**Request**
Return all of the data exactly, with nothing left out but the pictures.

**Available data**

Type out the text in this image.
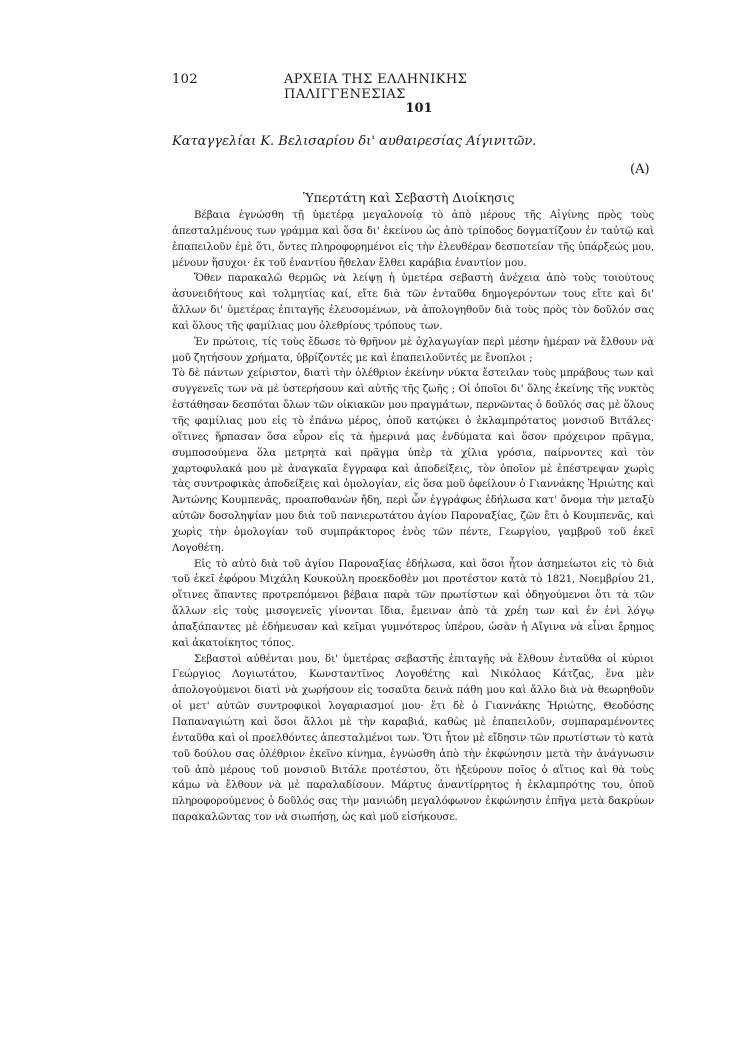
102	ΑΡΧΕΙΑ ΤΗΣ ΕΛΛΗΝΙΚΗΣ ΠΑΛΙΓΓΕΝΕΣΙΑΣ
101
Καταγγελίαι Κ. Βελισαρίου δι' αυθαιρεσίας Αίγινιτῶν.
(Α)
Ὑπερτάτη καὶ Σεβαστὴ Διοίκησις

Βέβαια ἐγνώσθη τῇ ὑμετέρᾳ μεγαλονοίᾳ τὸ ἀπὸ μέρους τῆς Αἰγίνης πρὸς τοὺς ἀπεσταλμένους των γράμμα καὶ ὅσα δι' ἐκείνου ὡς ἀπὸ τρίποδος δογματίζουν ἐν ταὐτῷ καὶ ἐπαπειλοῦν ἐμὲ ὅτι, ὄντες πληροφορημένοι εἰς τὴν ἐλευθέραν δεσποτείαν τῆς ὑπάρξεώς μου, μένουν ἥσυχοι· ἐκ τοῦ ἐναντίου ἤθελαν ἔλθει καράβια ἐναντίον μου.

Ὅθεν παρακαλῶ θερμῶς νὰ λείψῃ ἡ ὑμετέρα σεβαστὴ ἀνέχεια ἀπὸ τοὺς τοιούτους ἀσυνειδήτους καὶ τολμητίας καί, εἴτε διὰ τῶν ἐνταῦθα δημογερόντων τους εἴτε καὶ δι' ἄλλων δι' ὑμετέρας ἐπιταγῆς ἐλευσομένων, νὰ ἀπολογηθοῦν διὰ τοὺς πρὸς τὸν δοῦλόν σας καὶ ὅλους τῆς φαμίλιας μου ὀλεθρίους τρόπους των.

Ἐν πρώτοις, τίς τοὺς ἔδωσε τὸ θρῆνον μὲ ὀχλαγωγίαν περὶ μέσην ἡμέραν νὰ ἔλθουν νὰ μοῦ ζητήσουν χρήματα, ὑβρίζοντές με καὶ ἐπαπειλοῦντές με ἔνοπλοι ;

Τὸ δὲ πάντων χείριστον, διατὶ τὴν ὀλέθριον ἐκείνην νύκτα ἔστειλαν τοὺς μπράβους των καὶ συγγενεῖς των νὰ μὲ ὑστερήσουν καὶ αὐτῆς τῆς ζωῆς ; Οἱ ὁποῖοι δι' ὅλης ἐκείνης τῆς νυκτὸς ἐστάθησαν δεσπόται ὅλων τῶν οἰκιακῶν μου πραγμάτων, περνῶντας ὁ δοῦλός σας μὲ ὅλους τῆς φαμίλιας μου εἰς τὸ ἐπάνω μέρος, ὁποῦ κατῴκει ὁ ἐκλαμπρότατος μονσιοῦ Βιτάλες· οἵτινες ἥρπασαν ὅσα εὗρον εἰς τὰ ἡμερινά μας ἐνδύματα καὶ ὅσον πρόχειρον πρᾶγμα, συμποσούμενα ὅλα μετρητὰ καὶ πρᾶγμα ὑπὲρ τὰ χίλια γρόσια, παίρνοντες καὶ τὸν χαρτοφυλακά μου μὲ ἀναγκαῖα ἔγγραφα καὶ ἀποδείξεις, τὸν ὁποῖον μὲ ἐπέστρεψαν χωρὶς τὰς συντροφικὰς ἀποδείξεις καὶ ὁμολογίαν, εἰς ὅσα μοῦ ὀφείλουν ὁ Γιαννάκης Ἠριώτης καὶ Ἀντώνης Κουμπενᾶς, προαποθανὼν ἤδη, περὶ ὧν ἐγγράφως ἐδήλωσα κατ' ὄνομα τὴν μεταξὺ αὐτῶν δοσοληψίαν μου διὰ τοῦ πανιερωτάτου ἁγίου Παροναξίας, ζῶν ἔτι ὁ Κουμπενᾶς, καὶ χωρὶς τὴν ὁμολογίαν τοῦ συμπράκτορος ἑνὸς τῶν πέντε, Γεωργίου, γαμβροῦ τοῦ ἐκεῖ Λογοθέτη.

Εἰς τὸ αὐτὸ διὰ τοῦ ἁγίου Παροναξίας ἐδήλωσα, καὶ ὅσοι ἦτον ἀσημείωτοι εἰς τὸ διὰ τοῦ ἐκεῖ ἐφόρου Μιχάλη Κουκούλη προεκδοθὲν μοι προτέστον κατὰ τὸ 1821, Νοεμβρίου 21, οἵτινες ἅπαντες προτρεπόμενοι βέβαια παρὰ τῶν πρωτίστων καὶ ὁδηγούμενοι ὅτι τὰ τῶν ἄλλων εἰς τοὺς μισογενεῖς γίνονται ἴδια, ἔμειναν ἀπὸ τὰ χρέη των καὶ ἐν ἑνὶ λόγῳ ἁπαξάπαντες μὲ ἐδήμευσαν καὶ κεῖμαι γυμνότερος ὑπέρου, ὡσὰν ἡ Αἴγινα νὰ εἶναι ἔρημος καὶ ἀκατοίκητος τόπος.

Σεβαστοὶ αὐθένται μου, δι' ὑμετέρας σεβαστῆς ἐπιταγῆς νὰ ἔλθουν ἐνταῦθα οἱ κύριοι Γεώργιος Λογιωτάτου, Κωνσταντῖνος Λογοθέτης καὶ Νικόλαος Κάτζας, ἕνα μὲν ἀπολογούμενοι διατὶ νὰ χωρήσουν εἰς τοσαῦτα δεινὰ πάθη μου καὶ ἄλλο διὰ νὰ θεωρηθοῦν οἱ μετ' αὐτῶν συντροφικοὶ λογαριασμοί μου· ἔτι δὲ ὁ Γιαννάκης Ἠριώτης, Θεοδόσης Παπαναγιώτη καὶ ὅσοι ἄλλοι μὲ τὴν καραβιά, καθὼς μὲ ἐπαπειλοῦν, συμπαραμένοντες ἐνταῦθα καὶ οἱ προελθόντες ἀπεσταλμένοι των. Ὅτι ἦτον μὲ εἴδησιν τῶν πρωτίστων τὸ κατὰ τοῦ δούλου σας ὀλέθριον ἐκεῖνο κίνημα, ἐγνώσθη ἀπὸ τὴν ἐκφώνησιν μετὰ τὴν ἀνάγνωσιν τοῦ ἀπὸ μέρους τοῦ μονσιοῦ Βιτάλε προτέστου, ὅτι ἠξεύρουν ποῖος ὁ αἴτιος καὶ θὰ τοὺς κάμω νὰ ἔλθουν νὰ μὲ παραλαδίσουν. Μάρτυς ἀναντίρρητος ἡ ἐκλαμπρότης του, ὁποῦ πληροφορούμενος ὁ δοῦλός σας τὴν μανιώδη μεγαλόφωνον ἐκφώνησιν ἐπῆγα μετὰ δακρύων παρακαλῶντας τον νὰ σιωπήσῃ, ὡς καὶ μοῦ εἰσήκουσε.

**Right answer**
Type out the text in this image.
102	ΑΡΧΕΙΑ ΤΗΣ ΕΛΛΗΝΙΚΗΣ ΠΑΛΙΓΓΕΝΕΣΙΑΣ
101
Καταγγελίαι Κ. Βελισαρίου δι' αυθαιρεσίας Αίγινιτῶν.
(Α)
Ὑπερτάτη καὶ Σεβαστὴ Διοίκησις

Βέβαια ἐγνώσθη τῇ ὑμετέρᾳ μεγαλονοίᾳ τὸ ἀπὸ μέρους τῆς Αἰγίνης πρὸς τοὺς ἀπεσταλμένους των γράμμα καὶ ὅσα δι' ἐκείνου ὡς ἀπὸ τρίποδος δογματίζουν ἐν ταὐτῷ καὶ ἐπαπειλοῦν ἐμὲ ὅτι, ὄντες πληροφορημένοι εἰς τὴν ἐλευθέραν δεσποτείαν τῆς ὑπάρξεώς μου, μένουν ἥσυχοι· ἐκ τοῦ ἐναντίου ἤθελαν ἔλθει καράβια ἐναντίον μου.

Ὅθεν παρακαλῶ θερμῶς νὰ λείψῃ ἡ ὑμετέρα σεβαστὴ ἀνέχεια ἀπὸ τοὺς τοιούτους ἀσυνειδήτους καὶ τολμητίας καί, εἴτε διὰ τῶν ἐνταῦθα δημογερόντων τους εἴτε καὶ δι' ἄλλων δι' ὑμετέρας ἐπιταγῆς ἐλευσομένων, νὰ ἀπολογηθοῦν διὰ τοὺς πρὸς τὸν δοῦλόν σας καὶ ὅλους τῆς φαμίλιας μου ὀλεθρίους τρόπους των.

Ἐν πρώτοις, τίς τοὺς ἔδωσε τὸ θρῆνον μὲ ὀχλαγωγίαν περὶ μέσην ἡμέραν νὰ ἔλθουν νὰ μοῦ ζητήσουν χρήματα, ὑβρίζοντές με καὶ ἐπαπειλοῦντές με ἔνοπλοι ;

Τὸ δὲ πάντων χείριστον, διατὶ τὴν ὀλέθριον ἐκείνην νύκτα ἔστειλαν τοὺς μπράβους των καὶ συγγενεῖς των νὰ μὲ ὑστερήσουν καὶ αὐτῆς τῆς ζωῆς ; Οἱ ὁποῖοι δι' ὅλης ἐκείνης τῆς νυκτὸς ἐστάθησαν δεσπόται ὅλων τῶν οἰκιακῶν μου πραγμάτων, περνῶντας ὁ δοῦλός σας μὲ ὅλους τῆς φαμίλιας μου εἰς τὸ ἐπάνω μέρος, ὁποῦ κατῴκει ὁ ἐκλαμπρότατος μονσιοῦ Βιτάλες· οἵτινες ἥρπασαν ὅσα εὗρον εἰς τὰ ἡμερινά μας ἐνδύματα καὶ ὅσον πρόχειρον πρᾶγμα, συμποσούμενα ὅλα μετρητὰ καὶ πρᾶγμα ὑπὲρ τὰ χίλια γρόσια, παίρνοντες καὶ τὸν χαρτοφυλακά μου μὲ ἀναγκαῖα ἔγγραφα καὶ ἀποδείξεις, τὸν ὁποῖον μὲ ἐπέστρεψαν χωρὶς τὰς συντροφικὰς ἀποδείξεις καὶ ὁμολογίαν, εἰς ὅσα μοῦ ὀφείλουν ὁ Γιαννάκης Ἠριώτης καὶ Ἀντώνης Κουμπενᾶς, προαποθανὼν ἤδη, περὶ ὧν ἐγγράφως ἐδήλωσα κατ' ὄνομα τὴν μεταξὺ αὐτῶν δοσοληψίαν μου διὰ τοῦ πανιερωτάτου ἁγίου Παροναξίας, ζῶν ἔτι ὁ Κουμπενᾶς, καὶ χωρὶς τὴν ὁμολογίαν τοῦ συμπράκτορος ἑνὸς τῶν πέντε, Γεωργίου, γαμβροῦ τοῦ ἐκεῖ Λογοθέτη.

Εἰς τὸ αὐτὸ διὰ τοῦ ἁγίου Παροναξίας ἐδήλωσα, καὶ ὅσοι ἦτον ἀσημείωτοι εἰς τὸ διὰ τοῦ ἐκεῖ ἐφόρου Μιχάλη Κουκούλη προεκδοθὲν μοι προτέστον κατὰ τὸ 1821, Νοεμβρίου 21, οἵτινες ἅπαντες προτρεπόμενοι βέβαια παρὰ τῶν πρωτίστων καὶ ὁδηγούμενοι ὅτι τὰ τῶν ἄλλων εἰς τοὺς μισογενεῖς γίνονται ἴδια, ἔμειναν ἀπὸ τὰ χρέη των καὶ ἐν ἑνὶ λόγῳ ἁπαξάπαντες μὲ ἐδήμευσαν καὶ κεῖμαι γυμνότερος ὑπέρου, ὡσὰν ἡ Αἴγινα νὰ εἶναι ἔρημος καὶ ἀκατοίκητος τόπος.

Σεβαστοὶ αὐθένται μου, δι' ὑμετέρας σεβαστῆς ἐπιταγῆς νὰ ἔλθουν ἐνταῦθα οἱ κύριοι Γεώργιος Λογιωτάτου, Κωνσταντῖνος Λογοθέτης καὶ Νικόλαος Κάτζας, ἕνα μὲν ἀπολογούμενοι διατὶ νὰ χωρήσουν εἰς τοσαῦτα δεινὰ πάθη μου καὶ ἄλλο διὰ νὰ θεωρηθοῦν οἱ μετ' αὐτῶν συντροφικοὶ λογαριασμοί μου· ἔτι δὲ ὁ Γιαννάκης Ἠριώτης, Θεοδόσης Παπαναγιώτη καὶ ὅσοι ἄλλοι μὲ τὴν καραβιά, καθὼς μὲ ἐπαπειλοῦν, συμπαραμένοντες ἐνταῦθα καὶ οἱ προελθόντες ἀπεσταλμένοι των. Ὅτι ἦτον μὲ εἴδησιν τῶν πρωτίστων τὸ κατὰ τοῦ δούλου σας ὀλέθριον ἐκεῖνο κίνημα, ἐγνώσθη ἀπὸ τὴν ἐκφώνησιν μετὰ τὴν ἀνάγνωσιν τοῦ ἀπὸ μέρους τοῦ μονσιοῦ Βιτάλε προτέστου, ὅτι ἠξεύρουν ποῖος ὁ αἴτιος καὶ θὰ τοὺς κάμω νὰ ἔλθουν νὰ μὲ παραλαδίσουν. Μάρτυς ἀναντίρρητος ἡ ἐκλαμπρότης του, ὁποῦ πληροφορούμενος ὁ δοῦλός σας τὴν μανιώδη μεγαλόφωνον ἐκφώνησιν ἐπῆγα μετὰ δακρύων παρακαλῶντας τον νὰ σιωπήσῃ, ὡς καὶ μοῦ εἰσήκουσε.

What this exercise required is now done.